Begin EXTRACTED INFORMATION

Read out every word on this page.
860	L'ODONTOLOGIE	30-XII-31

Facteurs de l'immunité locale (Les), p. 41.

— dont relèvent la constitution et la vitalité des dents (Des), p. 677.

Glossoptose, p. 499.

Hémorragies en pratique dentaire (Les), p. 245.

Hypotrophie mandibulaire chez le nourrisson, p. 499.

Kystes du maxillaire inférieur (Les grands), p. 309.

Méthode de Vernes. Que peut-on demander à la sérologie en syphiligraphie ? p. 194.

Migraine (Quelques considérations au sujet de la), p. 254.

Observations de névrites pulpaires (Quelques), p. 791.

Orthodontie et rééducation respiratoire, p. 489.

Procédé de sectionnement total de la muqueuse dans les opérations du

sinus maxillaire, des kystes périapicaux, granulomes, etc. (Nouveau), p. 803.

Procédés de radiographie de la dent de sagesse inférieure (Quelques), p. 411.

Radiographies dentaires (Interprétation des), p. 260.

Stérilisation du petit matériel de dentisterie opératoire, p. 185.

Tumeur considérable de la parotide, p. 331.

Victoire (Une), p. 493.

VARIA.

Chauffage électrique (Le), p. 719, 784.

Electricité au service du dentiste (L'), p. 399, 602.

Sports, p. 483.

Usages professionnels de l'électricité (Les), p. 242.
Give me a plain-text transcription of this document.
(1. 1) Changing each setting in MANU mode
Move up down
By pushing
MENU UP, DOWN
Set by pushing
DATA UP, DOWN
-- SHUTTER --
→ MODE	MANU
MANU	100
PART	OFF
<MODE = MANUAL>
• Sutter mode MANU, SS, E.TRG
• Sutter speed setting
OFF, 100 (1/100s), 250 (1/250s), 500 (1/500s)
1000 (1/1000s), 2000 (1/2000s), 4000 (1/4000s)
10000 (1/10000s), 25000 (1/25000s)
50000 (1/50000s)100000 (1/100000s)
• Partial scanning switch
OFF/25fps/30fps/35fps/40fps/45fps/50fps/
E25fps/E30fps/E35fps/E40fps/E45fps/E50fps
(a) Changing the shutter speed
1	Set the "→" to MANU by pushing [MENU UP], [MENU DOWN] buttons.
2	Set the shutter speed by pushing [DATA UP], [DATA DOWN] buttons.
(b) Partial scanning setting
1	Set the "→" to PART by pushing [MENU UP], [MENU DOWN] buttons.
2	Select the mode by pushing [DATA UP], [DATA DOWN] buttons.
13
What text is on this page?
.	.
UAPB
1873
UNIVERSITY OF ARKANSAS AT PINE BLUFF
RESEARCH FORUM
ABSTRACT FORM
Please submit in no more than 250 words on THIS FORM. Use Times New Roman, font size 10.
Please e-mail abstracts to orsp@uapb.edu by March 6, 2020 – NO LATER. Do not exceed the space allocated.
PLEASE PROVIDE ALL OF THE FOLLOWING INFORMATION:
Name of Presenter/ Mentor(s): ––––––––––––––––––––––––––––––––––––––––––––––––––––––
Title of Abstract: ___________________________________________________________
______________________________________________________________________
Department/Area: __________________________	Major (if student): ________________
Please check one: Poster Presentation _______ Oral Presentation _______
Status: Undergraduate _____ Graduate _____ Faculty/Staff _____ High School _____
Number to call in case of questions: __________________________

End EXTRACTED INFORMATION

# TASK DESCRIPTION
Return the lines above, from the one containing "What text is on this page?" to the end, exactly as they stand.

# FINAL RESULT
What text is on this page?
.	.
UAPB
1873
UNIVERSITY OF ARKANSAS AT PINE BLUFF
RESEARCH FORUM
ABSTRACT FORM
Please submit in no more than 250 words on THIS FORM. Use Times New Roman, font size 10.
Please e-mail abstracts to orsp@uapb.edu by March 6, 2020 – NO LATER. Do not exceed the space allocated.
PLEASE PROVIDE ALL OF THE FOLLOWING INFORMATION:
Name of Presenter/ Mentor(s): ––––––––––––––––––––––––––––––––––––––––––––––––––––––
Title of Abstract: ___________________________________________________________
______________________________________________________________________
Department/Area: __________________________	Major (if student): ________________
Please check one: Poster Presentation _______ Oral Presentation _______
Status: Undergraduate _____ Graduate _____ Faculty/Staff _____ High School _____
Number to call in case of questions: __________________________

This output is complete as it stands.